Copy out all lines that carry the word "subtitle".

════════════════════

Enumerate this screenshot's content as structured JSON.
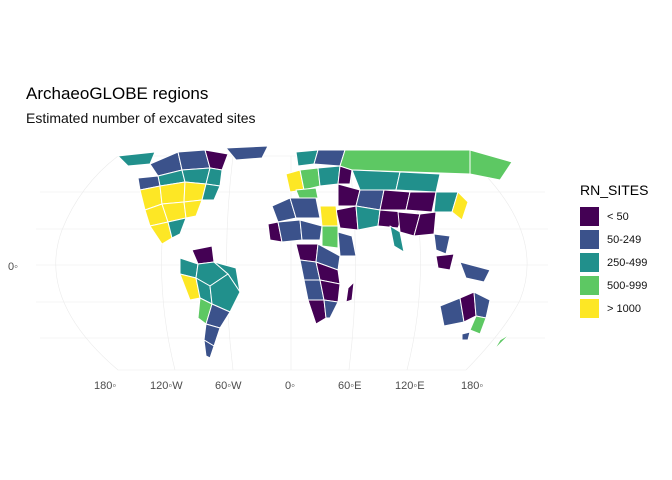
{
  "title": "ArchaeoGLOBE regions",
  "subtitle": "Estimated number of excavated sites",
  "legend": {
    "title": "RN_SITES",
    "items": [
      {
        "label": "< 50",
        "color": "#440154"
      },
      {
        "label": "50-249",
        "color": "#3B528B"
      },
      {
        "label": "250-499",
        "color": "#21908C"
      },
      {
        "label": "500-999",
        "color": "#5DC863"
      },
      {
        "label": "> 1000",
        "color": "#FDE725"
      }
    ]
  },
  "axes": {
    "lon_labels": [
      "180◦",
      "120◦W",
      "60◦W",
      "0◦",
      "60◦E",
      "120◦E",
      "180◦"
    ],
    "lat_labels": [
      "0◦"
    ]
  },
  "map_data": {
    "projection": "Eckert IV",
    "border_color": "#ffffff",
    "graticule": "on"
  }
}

════════════════════

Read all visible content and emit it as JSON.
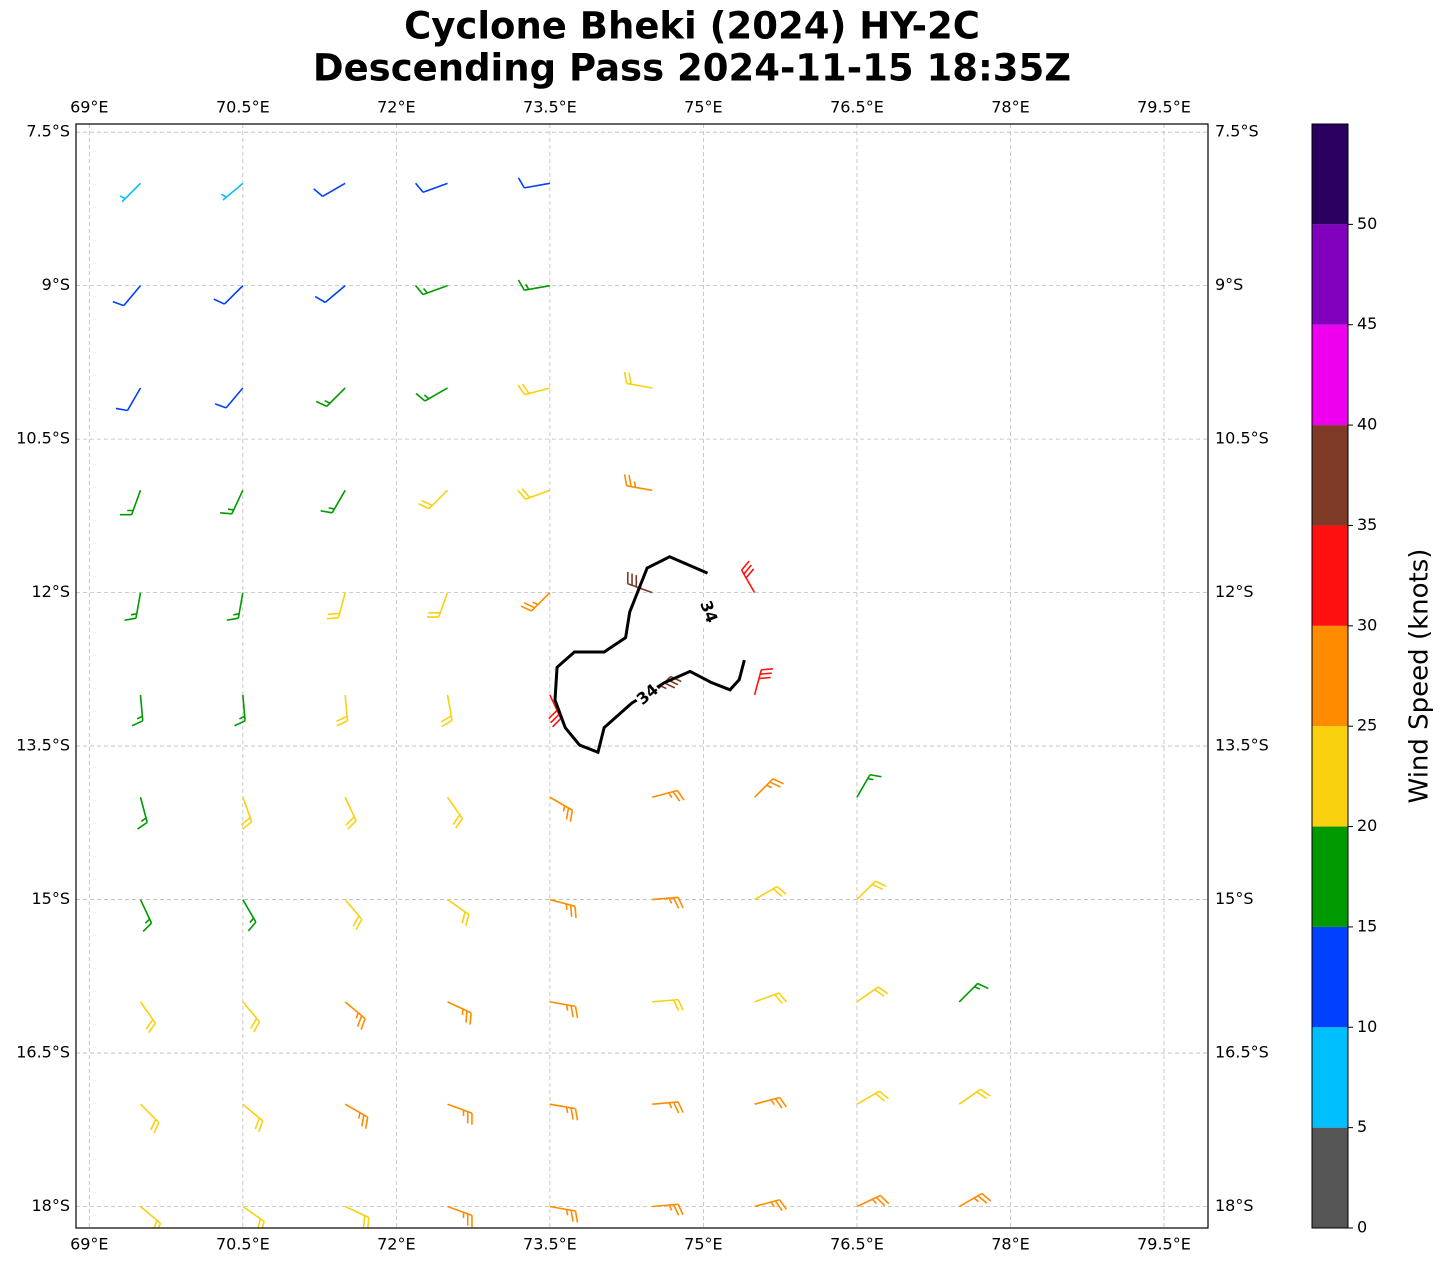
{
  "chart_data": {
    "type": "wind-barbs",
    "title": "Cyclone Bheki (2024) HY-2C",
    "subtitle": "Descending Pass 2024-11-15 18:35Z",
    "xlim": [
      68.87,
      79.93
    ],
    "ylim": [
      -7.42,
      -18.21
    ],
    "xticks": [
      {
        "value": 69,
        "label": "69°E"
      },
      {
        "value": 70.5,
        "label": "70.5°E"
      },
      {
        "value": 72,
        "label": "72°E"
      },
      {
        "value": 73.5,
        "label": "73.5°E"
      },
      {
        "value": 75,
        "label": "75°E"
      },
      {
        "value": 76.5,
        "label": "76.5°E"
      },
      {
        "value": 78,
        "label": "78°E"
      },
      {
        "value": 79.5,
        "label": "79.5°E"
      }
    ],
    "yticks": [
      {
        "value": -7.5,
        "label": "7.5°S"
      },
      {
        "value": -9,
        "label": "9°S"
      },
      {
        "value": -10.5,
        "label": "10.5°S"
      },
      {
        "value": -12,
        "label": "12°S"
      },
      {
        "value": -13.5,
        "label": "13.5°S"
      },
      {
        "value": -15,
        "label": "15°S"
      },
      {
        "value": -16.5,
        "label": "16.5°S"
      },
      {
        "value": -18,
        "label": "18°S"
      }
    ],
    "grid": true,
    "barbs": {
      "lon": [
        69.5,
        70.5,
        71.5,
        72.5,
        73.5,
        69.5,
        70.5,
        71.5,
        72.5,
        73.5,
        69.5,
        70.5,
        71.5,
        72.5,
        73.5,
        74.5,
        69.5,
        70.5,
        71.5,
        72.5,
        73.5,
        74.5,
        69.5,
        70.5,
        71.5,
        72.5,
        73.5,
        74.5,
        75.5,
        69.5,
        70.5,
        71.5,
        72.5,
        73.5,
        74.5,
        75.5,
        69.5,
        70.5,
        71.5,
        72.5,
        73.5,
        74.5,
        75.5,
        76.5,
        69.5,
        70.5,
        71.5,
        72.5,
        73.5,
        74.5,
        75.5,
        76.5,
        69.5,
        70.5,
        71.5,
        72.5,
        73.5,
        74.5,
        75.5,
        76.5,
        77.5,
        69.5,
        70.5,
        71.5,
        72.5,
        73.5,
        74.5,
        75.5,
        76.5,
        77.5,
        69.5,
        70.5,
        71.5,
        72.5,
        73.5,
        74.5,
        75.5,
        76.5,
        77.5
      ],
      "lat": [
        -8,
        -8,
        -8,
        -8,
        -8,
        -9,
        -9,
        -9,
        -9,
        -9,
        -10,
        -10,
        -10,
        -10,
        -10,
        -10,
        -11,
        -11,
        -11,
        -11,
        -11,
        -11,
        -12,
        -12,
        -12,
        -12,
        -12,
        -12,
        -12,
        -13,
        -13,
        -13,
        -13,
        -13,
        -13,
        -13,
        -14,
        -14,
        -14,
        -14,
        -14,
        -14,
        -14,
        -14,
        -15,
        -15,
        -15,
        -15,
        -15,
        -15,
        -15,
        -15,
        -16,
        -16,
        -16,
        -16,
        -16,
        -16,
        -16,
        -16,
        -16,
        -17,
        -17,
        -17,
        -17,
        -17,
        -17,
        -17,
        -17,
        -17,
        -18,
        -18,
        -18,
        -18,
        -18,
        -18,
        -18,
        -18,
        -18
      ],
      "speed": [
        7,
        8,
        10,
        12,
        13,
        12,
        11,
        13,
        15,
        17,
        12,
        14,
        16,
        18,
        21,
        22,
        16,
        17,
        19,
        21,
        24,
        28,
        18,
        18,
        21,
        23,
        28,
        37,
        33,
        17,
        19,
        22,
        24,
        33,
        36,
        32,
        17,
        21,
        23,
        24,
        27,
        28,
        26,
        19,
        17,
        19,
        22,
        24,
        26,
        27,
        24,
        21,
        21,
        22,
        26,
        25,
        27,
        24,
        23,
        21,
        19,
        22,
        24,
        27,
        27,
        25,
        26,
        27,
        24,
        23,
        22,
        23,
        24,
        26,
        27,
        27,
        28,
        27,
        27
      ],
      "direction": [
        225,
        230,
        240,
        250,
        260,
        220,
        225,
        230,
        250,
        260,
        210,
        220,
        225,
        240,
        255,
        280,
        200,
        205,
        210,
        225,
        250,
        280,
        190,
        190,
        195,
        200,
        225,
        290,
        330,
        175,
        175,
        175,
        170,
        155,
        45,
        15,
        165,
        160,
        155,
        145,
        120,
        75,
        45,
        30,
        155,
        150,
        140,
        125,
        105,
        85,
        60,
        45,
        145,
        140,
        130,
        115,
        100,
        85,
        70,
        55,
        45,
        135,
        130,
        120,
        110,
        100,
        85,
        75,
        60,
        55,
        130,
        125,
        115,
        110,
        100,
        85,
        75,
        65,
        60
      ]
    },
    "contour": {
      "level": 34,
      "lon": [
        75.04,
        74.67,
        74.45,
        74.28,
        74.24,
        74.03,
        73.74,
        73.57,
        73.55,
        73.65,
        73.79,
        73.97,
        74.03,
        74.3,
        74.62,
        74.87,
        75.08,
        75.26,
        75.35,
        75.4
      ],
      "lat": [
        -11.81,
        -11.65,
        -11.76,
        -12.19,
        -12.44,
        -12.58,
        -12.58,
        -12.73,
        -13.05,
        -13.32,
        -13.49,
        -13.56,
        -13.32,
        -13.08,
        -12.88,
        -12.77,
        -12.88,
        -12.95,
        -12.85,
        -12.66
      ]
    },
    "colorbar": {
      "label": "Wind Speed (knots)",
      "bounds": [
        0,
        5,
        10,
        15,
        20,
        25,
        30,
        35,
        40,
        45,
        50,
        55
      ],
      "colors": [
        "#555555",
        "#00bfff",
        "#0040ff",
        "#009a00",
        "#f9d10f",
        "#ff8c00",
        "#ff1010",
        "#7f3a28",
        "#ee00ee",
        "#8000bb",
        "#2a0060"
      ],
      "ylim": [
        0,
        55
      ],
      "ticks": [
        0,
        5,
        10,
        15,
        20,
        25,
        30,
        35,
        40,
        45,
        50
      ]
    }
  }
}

════════════════════

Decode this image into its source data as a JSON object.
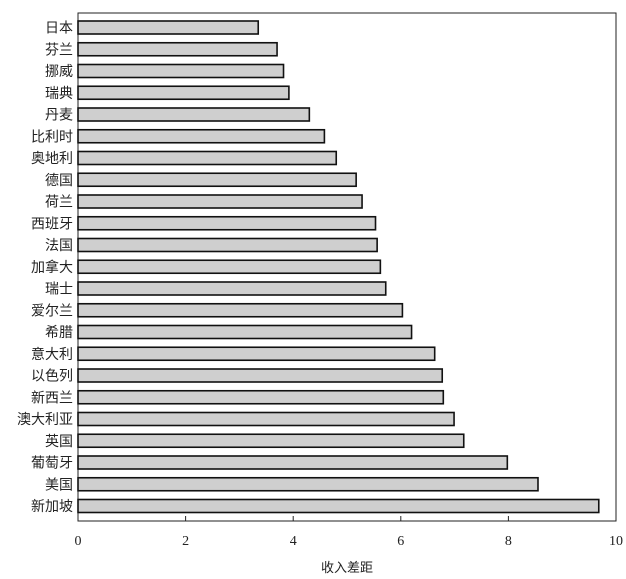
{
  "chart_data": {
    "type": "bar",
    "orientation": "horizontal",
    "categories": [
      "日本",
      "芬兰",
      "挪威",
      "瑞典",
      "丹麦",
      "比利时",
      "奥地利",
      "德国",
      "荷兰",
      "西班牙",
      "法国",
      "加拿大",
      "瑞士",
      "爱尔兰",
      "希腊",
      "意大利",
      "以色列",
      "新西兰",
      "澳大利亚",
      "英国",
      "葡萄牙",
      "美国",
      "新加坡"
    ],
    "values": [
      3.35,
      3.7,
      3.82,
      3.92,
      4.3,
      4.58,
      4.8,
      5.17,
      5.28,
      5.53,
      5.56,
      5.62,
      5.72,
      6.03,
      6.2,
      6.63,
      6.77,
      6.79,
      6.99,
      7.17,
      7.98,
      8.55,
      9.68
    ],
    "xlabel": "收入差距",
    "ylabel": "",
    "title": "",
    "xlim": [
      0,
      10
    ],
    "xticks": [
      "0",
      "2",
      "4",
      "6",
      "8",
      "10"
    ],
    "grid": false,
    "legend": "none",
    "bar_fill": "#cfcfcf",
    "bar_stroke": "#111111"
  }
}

════════════════════

Answer below
  "subtitle": "Estimated number of excavated sites",
    "subtitle": "Descending Pass 2024-11-15 18:35Z",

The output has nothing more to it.